◆ QUELLE ◆
···
Die Entscheidung Delivery Hero/Glovo liefert Denkanstöße für nicht-kontrollierende Minderheitsgesellschafter

Die EU-Kommission hat die Lebensmittellieferanten Delivery Hero und Glovo wegen eines Kartells in Form von Abwerbeverboten, Informationsaustausch und Marktaufteilung mit Geldbußen belegt. Das Kartell wurde durch die nicht-kontrollierende Minderheitsbeteiligung von Delivery Hero an Wettbewerber Glovo erleichtert

Im Juni 2025 verhängte die EU-Kommission („Kommission“) Geldbußen gegen Delivery Hero (EUR 223 Millionen) und Glovo (EUR 106 Millionen) wegen Beteiligung an einem Kartell im Bereich der Online-Lebensmittellieferung.1 Die Entscheidung bietet nicht nur hilfreiche Maßstäbe für die kartellrechtliche Bewertung von Abwerbeverboten, ein Thema weit oben auf der Agenda der Wettbewerbsbehörden. Sie unterstreicht auch die Risiken, die mit nicht-kontrollierenden Minderheitsbeteiligungen an einem Wettbewerber verbunden sind, insbesondere im Hinblick auf den Austausch sensibler Geschäftsinformationen.
···
◆ BEREITGESTELLTES MATERIAL ◆
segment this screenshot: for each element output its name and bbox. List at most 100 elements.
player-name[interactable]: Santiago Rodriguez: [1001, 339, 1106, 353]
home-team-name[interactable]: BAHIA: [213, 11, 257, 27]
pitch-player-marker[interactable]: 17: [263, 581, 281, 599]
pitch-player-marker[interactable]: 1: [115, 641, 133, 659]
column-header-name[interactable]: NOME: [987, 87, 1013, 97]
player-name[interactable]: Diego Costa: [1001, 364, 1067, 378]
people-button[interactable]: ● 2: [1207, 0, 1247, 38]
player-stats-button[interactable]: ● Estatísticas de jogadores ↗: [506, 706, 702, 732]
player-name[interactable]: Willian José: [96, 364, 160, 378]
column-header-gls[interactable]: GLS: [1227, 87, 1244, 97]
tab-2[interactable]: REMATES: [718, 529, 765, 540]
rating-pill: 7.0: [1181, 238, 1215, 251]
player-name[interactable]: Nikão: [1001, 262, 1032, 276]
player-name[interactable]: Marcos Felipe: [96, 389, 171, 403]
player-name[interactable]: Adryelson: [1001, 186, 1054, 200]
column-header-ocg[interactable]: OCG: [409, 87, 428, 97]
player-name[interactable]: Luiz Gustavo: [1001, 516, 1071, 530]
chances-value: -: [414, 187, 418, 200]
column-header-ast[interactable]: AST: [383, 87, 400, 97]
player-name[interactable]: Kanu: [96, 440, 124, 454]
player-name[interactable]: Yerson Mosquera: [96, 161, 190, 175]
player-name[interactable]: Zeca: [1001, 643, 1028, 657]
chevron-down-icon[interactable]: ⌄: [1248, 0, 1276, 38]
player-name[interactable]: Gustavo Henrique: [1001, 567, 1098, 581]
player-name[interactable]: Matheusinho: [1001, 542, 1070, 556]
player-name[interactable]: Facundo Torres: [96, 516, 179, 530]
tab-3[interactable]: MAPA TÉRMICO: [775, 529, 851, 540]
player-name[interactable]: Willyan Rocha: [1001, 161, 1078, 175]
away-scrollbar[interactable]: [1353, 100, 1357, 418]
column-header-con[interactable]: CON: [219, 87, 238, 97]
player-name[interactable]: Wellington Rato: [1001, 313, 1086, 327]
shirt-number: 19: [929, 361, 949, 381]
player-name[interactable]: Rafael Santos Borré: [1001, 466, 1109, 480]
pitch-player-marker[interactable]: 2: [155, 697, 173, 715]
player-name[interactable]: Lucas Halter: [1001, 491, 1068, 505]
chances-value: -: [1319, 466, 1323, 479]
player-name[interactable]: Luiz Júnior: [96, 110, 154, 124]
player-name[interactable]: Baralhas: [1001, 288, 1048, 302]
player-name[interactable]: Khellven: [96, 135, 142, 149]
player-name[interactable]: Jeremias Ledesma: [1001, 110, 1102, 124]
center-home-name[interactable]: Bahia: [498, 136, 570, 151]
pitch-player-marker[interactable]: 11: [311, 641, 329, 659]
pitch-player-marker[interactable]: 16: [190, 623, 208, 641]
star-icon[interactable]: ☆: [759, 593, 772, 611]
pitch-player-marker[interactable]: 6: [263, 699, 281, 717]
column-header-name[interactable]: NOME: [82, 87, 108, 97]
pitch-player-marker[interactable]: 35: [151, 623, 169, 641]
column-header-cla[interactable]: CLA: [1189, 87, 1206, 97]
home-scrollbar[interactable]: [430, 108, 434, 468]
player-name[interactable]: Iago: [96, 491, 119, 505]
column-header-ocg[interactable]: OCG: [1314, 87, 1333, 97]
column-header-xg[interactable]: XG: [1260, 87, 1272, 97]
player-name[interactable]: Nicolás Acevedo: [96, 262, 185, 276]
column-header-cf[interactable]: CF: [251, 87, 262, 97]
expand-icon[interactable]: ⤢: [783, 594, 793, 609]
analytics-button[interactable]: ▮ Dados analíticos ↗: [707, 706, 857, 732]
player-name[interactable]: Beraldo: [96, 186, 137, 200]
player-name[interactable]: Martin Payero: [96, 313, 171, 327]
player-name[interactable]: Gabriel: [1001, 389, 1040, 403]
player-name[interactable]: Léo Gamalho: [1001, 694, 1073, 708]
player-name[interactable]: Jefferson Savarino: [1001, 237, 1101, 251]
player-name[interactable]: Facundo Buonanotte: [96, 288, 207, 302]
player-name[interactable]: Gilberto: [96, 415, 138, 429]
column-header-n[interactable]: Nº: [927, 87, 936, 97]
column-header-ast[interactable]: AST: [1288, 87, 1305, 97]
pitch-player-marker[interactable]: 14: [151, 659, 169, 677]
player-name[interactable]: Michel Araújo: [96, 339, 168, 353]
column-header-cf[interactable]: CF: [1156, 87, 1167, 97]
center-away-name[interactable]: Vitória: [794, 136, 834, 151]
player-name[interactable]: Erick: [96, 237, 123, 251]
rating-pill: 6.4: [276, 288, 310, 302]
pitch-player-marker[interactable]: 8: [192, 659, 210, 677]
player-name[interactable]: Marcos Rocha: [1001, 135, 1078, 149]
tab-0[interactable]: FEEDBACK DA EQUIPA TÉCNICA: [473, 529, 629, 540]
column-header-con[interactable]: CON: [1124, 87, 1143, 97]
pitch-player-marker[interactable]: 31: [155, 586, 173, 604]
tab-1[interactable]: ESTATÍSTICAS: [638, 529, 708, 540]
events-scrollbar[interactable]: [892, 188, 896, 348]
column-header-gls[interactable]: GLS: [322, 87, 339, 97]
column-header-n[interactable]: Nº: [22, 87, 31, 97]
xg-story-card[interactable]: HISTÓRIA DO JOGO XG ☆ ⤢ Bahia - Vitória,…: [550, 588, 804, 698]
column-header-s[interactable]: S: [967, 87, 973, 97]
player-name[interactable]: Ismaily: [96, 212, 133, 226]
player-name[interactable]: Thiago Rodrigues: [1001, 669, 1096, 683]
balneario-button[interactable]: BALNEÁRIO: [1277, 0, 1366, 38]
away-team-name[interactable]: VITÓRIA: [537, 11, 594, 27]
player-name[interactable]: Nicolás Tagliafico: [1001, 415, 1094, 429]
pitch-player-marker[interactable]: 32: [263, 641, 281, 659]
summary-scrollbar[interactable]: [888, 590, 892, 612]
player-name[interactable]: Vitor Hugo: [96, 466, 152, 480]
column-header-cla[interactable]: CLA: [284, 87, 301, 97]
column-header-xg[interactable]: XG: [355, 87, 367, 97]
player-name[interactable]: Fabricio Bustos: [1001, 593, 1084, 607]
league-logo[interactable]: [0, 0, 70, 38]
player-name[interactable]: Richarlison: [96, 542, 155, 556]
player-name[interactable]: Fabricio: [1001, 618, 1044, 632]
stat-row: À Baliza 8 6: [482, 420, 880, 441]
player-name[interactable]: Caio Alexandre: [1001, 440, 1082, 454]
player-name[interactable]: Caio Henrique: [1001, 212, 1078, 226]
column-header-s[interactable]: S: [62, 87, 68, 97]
···
◆ AUFGABEN ZUR ÜBUNG ◆
(a) Übersetzen Sie den folgenden Satz aus der Quelle ins Englische: „Die EU-Kommission hat die Lebensmittellieferanten Delivery Hero und Glovo wegen eines Kartells in Form von Abwerbeverboten, Informationsaustausch und Marktaufteilung mit Geldbußen belegt.“
(b) Nennen Sie alle Formen des Kartells, die in der Quelle aufgeführt sind.
(c) Ändern Sie in der Quelle den Abschnitt, der mit den Worten „Im Juni 2025“ beginnt und mit „Austausch sensibler Geschäftsinformationen.“ endet: Ersetzen Sie „Wettbewerbsbehörden“ durch „Kartellbehörden“, und geben Sie den Abschnitt wieder.

◆ DIE ANTWORTEN ◆
(a) The EU Commission has fined the food delivery companies Delivery Hero and Glovo for a cartel in the form of no-poach agreements, information exchange and market sharing.

(b)
- Abwerbeverbote
- Informationsaustausch
- Marktaufteilung

(c)
Im Juni 2025 verhängte die EU-Kommission („Kommission“) Geldbußen gegen Delivery Hero (EUR 223 Millionen) und Glovo (EUR 106 Millionen) wegen Beteiligung an einem Kartell im Bereich der Online-Lebensmittellieferung.1 Die Entscheidung bietet nicht nur hilfreiche Maßstäbe für die kartellrechtliche Bewertung von Abwerbeverboten, ein Thema weit oben auf der Agenda der Kartellbehörden. Sie unterstreicht auch die Risiken, die mit nicht-kontrollierenden Minderheitsbeteiligungen an einem Wettbewerber verbunden sind, insbesondere im Hinblick auf den Austausch sensibler Geschäftsinformationen.